→ Written problem: Every record must be repeated exactly; omit any pictures they contain.

————

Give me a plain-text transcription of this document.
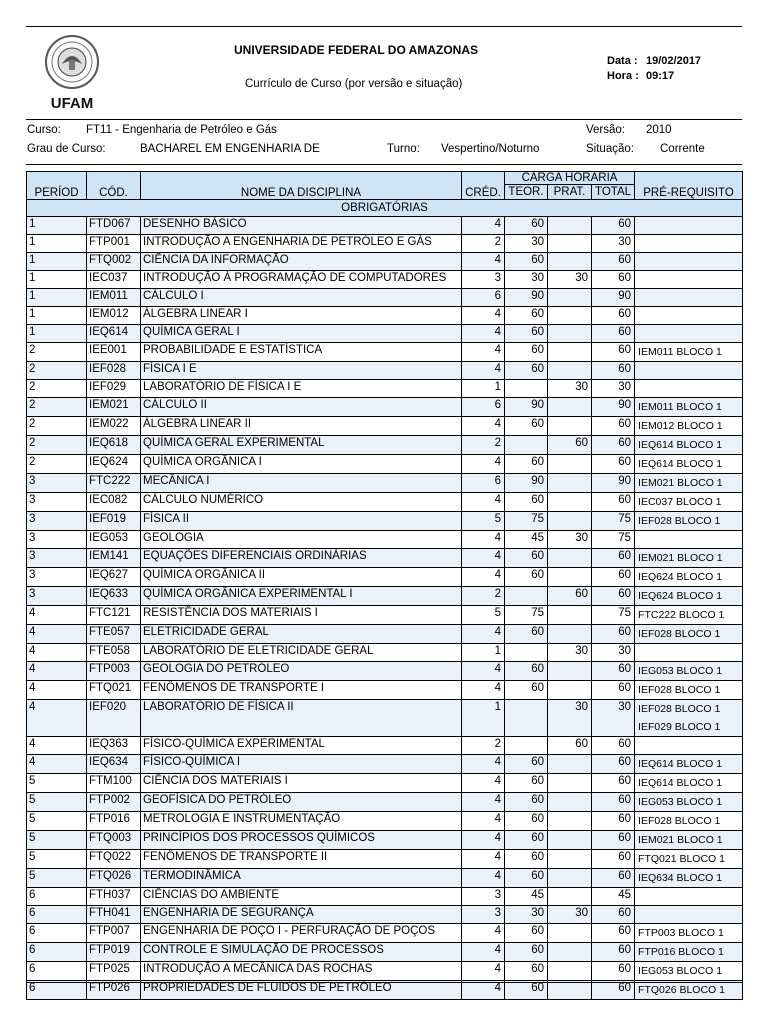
UFAM
UNIVERSIDADE FEDERAL DO AMAZONAS
Currículo de Curso (por versão e situação)
Data : 19/02/2017
Hora : 09:17
Curso: FT11 - Engenharia de Petróleo e Gás	Versão: 2010
Grau de Curso:	BACHAREL EM ENGENHARIA DE	Turno: Vespertino/Noturno	Situação: Corrente
PERÍOD	CÓD.	NOME DA DISCIPLINA	CRÉD.	CARGA HORÁRIA			PRÉ-REQUISITO
				TEOR.	PRAT.	TOTAL	
OBRIGATÓRIAS							
1	FTD067	DESENHO BÁSICO	4	60		60	
1	FTP001	INTRODUÇÃO A ENGENHARIA DE PETRÓLEO E GÁS	2	30		30	
1	FTQ002	CIÊNCIA DA INFORMAÇÃO	4	60		60	
1	IEC037	INTRODUÇÃO À PROGRAMAÇÃO DE COMPUTADORES	3	30	30	60	
1	IEM011	CÁLCULO I	6	90		90	
1	IEM012	ÁLGEBRA LINEAR I	4	60		60	
1	IEQ614	QUÍMICA GERAL I	4	60		60	
2	IEE001	PROBABILIDADE E ESTATÍSTICA	4	60		60	IEM011 BLOCO 1

2	IEF028	FÍSICA I E	4	60		60	
2	IEF029	LABORATÓRIO DE FÍSICA I E	1		30	30	
2	IEM021	CÁLCULO II	6	90		90	IEM011 BLOCO 1

2	IEM022	ÁLGEBRA LINEAR II	4	60		60	IEM012 BLOCO 1

2	IEQ618	QUÍMICA GERAL EXPERIMENTAL	2		60	60	IEQ614 BLOCO 1

2	IEQ624	QUÍMICA ORGÂNICA I	4	60		60	IEQ614 BLOCO 1

3	FTC222	MECÂNICA I	6	90		90	IEM021 BLOCO 1

3	IEC082	CÁLCULO NUMÉRICO	4	60		60	IEC037 BLOCO 1

3	IEF019	FÍSICA II	5	75		75	IEF028 BLOCO 1

3	IEG053	GEOLOGIA	4	45	30	75	
3	IEM141	EQUAÇÕES DIFERENCIAIS ORDINÁRIAS	4	60		60	IEM021 BLOCO 1

3	IEQ627	QUÍMICA ORGÂNICA II	4	60		60	IEQ624 BLOCO 1

3	IEQ633	QUÍMICA ORGÂNICA EXPERIMENTAL I	2		60	60	IEQ624 BLOCO 1

4	FTC121	RESISTÊNCIA DOS MATERIAIS I	5	75		75	FTC222 BLOCO 1

4	FTE057	ELETRICIDADE GERAL	4	60		60	IEF028 BLOCO 1

4	FTE058	LABORATÓRIO DE ELETRICIDADE GERAL	1		30	30	
4	FTP003	GEOLOGIA DO PETRÓLEO	4	60		60	IEG053 BLOCO 1

4	FTQ021	FENÔMENOS DE TRANSPORTE I	4	60		60	IEF028 BLOCO 1

4	IEF020	LABORATÓRIO DE FÍSICA II	1		30	30	IEF028 BLOCO 1
IEF029 BLOCO 1

4	IEQ363	FÍSICO-QUÍMICA EXPERIMENTAL	2		60	60	
4	IEQ634	FÍSICO-QUÍMICA I	4	60		60	IEQ614 BLOCO 1

5	FTM100	CIÊNCIA DOS MATERIAIS I	4	60		60	IEQ614 BLOCO 1

5	FTP002	GEOFÍSICA DO PETRÓLEO	4	60		60	IEG053 BLOCO 1

5	FTP016	METROLOGIA E INSTRUMENTAÇÃO	4	60		60	IEF028 BLOCO 1

5	FTQ003	PRINCÍPIOS DOS PROCESSOS QUÍMICOS	4	60		60	IEM021 BLOCO 1

5	FTQ022	FENÔMENOS DE TRANSPORTE II	4	60		60	FTQ021 BLOCO 1

5	FTQ026	TERMODINÂMICA	4	60		60	IEQ634 BLOCO 1

6	FTH037	CIÊNCIAS DO AMBIENTE	3	45		45	
6	FTH041	ENGENHARIA DE SEGURANÇA	3	30	30	60	
6	FTP007	ENGENHARIA DE POÇO I - PERFURAÇÃO DE POÇOS	4	60		60	FTP003 BLOCO 1

6	FTP019	CONTROLE E SIMULAÇÃO DE PROCESSOS	4	60		60	FTP016 BLOCO 1

6	FTP025	INTRODUÇÃO A MECÂNICA DAS ROCHAS	4	60		60	IEG053 BLOCO 1

6	FTP026	PROPRIEDADES DE FLUIDOS DE PETRÓLEO	4	60		60	FTQ026 BLOCO 1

————

→ Full output:
Give me a plain-text transcription of this document.
UFAM
UNIVERSIDADE FEDERAL DO AMAZONAS
Currículo de Curso (por versão e situação)
Data : 19/02/2017
Hora : 09:17
Curso: FT11 - Engenharia de Petróleo e Gás	Versão: 2010
Grau de Curso:	BACHAREL EM ENGENHARIA DE	Turno: Vespertino/Noturno	Situação: Corrente
PERÍOD	CÓD.	NOME DA DISCIPLINA	CRÉD.	CARGA HORÁRIA			PRÉ-REQUISITO
				TEOR.	PRAT.	TOTAL	
OBRIGATÓRIAS							
1	FTD067	DESENHO BÁSICO	4	60		60	
1	FTP001	INTRODUÇÃO A ENGENHARIA DE PETRÓLEO E GÁS	2	30		30	
1	FTQ002	CIÊNCIA DA INFORMAÇÃO	4	60		60	
1	IEC037	INTRODUÇÃO À PROGRAMAÇÃO DE COMPUTADORES	3	30	30	60	
1	IEM011	CÁLCULO I	6	90		90	
1	IEM012	ÁLGEBRA LINEAR I	4	60		60	
1	IEQ614	QUÍMICA GERAL I	4	60		60	
2	IEE001	PROBABILIDADE E ESTATÍSTICA	4	60		60	IEM011 BLOCO 1

2	IEF028	FÍSICA I E	4	60		60	
2	IEF029	LABORATÓRIO DE FÍSICA I E	1		30	30	
2	IEM021	CÁLCULO II	6	90		90	IEM011 BLOCO 1

2	IEM022	ÁLGEBRA LINEAR II	4	60		60	IEM012 BLOCO 1

2	IEQ618	QUÍMICA GERAL EXPERIMENTAL	2		60	60	IEQ614 BLOCO 1

2	IEQ624	QUÍMICA ORGÂNICA I	4	60		60	IEQ614 BLOCO 1

3	FTC222	MECÂNICA I	6	90		90	IEM021 BLOCO 1

3	IEC082	CÁLCULO NUMÉRICO	4	60		60	IEC037 BLOCO 1

3	IEF019	FÍSICA II	5	75		75	IEF028 BLOCO 1

3	IEG053	GEOLOGIA	4	45	30	75	
3	IEM141	EQUAÇÕES DIFERENCIAIS ORDINÁRIAS	4	60		60	IEM021 BLOCO 1

3	IEQ627	QUÍMICA ORGÂNICA II	4	60		60	IEQ624 BLOCO 1

3	IEQ633	QUÍMICA ORGÂNICA EXPERIMENTAL I	2		60	60	IEQ624 BLOCO 1

4	FTC121	RESISTÊNCIA DOS MATERIAIS I	5	75		75	FTC222 BLOCO 1

4	FTE057	ELETRICIDADE GERAL	4	60		60	IEF028 BLOCO 1

4	FTE058	LABORATÓRIO DE ELETRICIDADE GERAL	1		30	30	
4	FTP003	GEOLOGIA DO PETRÓLEO	4	60		60	IEG053 BLOCO 1

4	FTQ021	FENÔMENOS DE TRANSPORTE I	4	60		60	IEF028 BLOCO 1

4	IEF020	LABORATÓRIO DE FÍSICA II	1		30	30	IEF028 BLOCO 1
IEF029 BLOCO 1

4	IEQ363	FÍSICO-QUÍMICA EXPERIMENTAL	2		60	60	
4	IEQ634	FÍSICO-QUÍMICA I	4	60		60	IEQ614 BLOCO 1

5	FTM100	CIÊNCIA DOS MATERIAIS I	4	60		60	IEQ614 BLOCO 1

5	FTP002	GEOFÍSICA DO PETRÓLEO	4	60		60	IEG053 BLOCO 1

5	FTP016	METROLOGIA E INSTRUMENTAÇÃO	4	60		60	IEF028 BLOCO 1

5	FTQ003	PRINCÍPIOS DOS PROCESSOS QUÍMICOS	4	60		60	IEM021 BLOCO 1

5	FTQ022	FENÔMENOS DE TRANSPORTE II	4	60		60	FTQ021 BLOCO 1

5	FTQ026	TERMODINÂMICA	4	60		60	IEQ634 BLOCO 1

6	FTH037	CIÊNCIAS DO AMBIENTE	3	45		45	
6	FTH041	ENGENHARIA DE SEGURANÇA	3	30	30	60	
6	FTP007	ENGENHARIA DE POÇO I - PERFURAÇÃO DE POÇOS	4	60		60	FTP003 BLOCO 1

6	FTP019	CONTROLE E SIMULAÇÃO DE PROCESSOS	4	60		60	FTP016 BLOCO 1

6	FTP025	INTRODUÇÃO A MECÂNICA DAS ROCHAS	4	60		60	IEG053 BLOCO 1

6	FTP026	PROPRIEDADES DE FLUIDOS DE PETRÓLEO	4	60		60	FTQ026 BLOCO 1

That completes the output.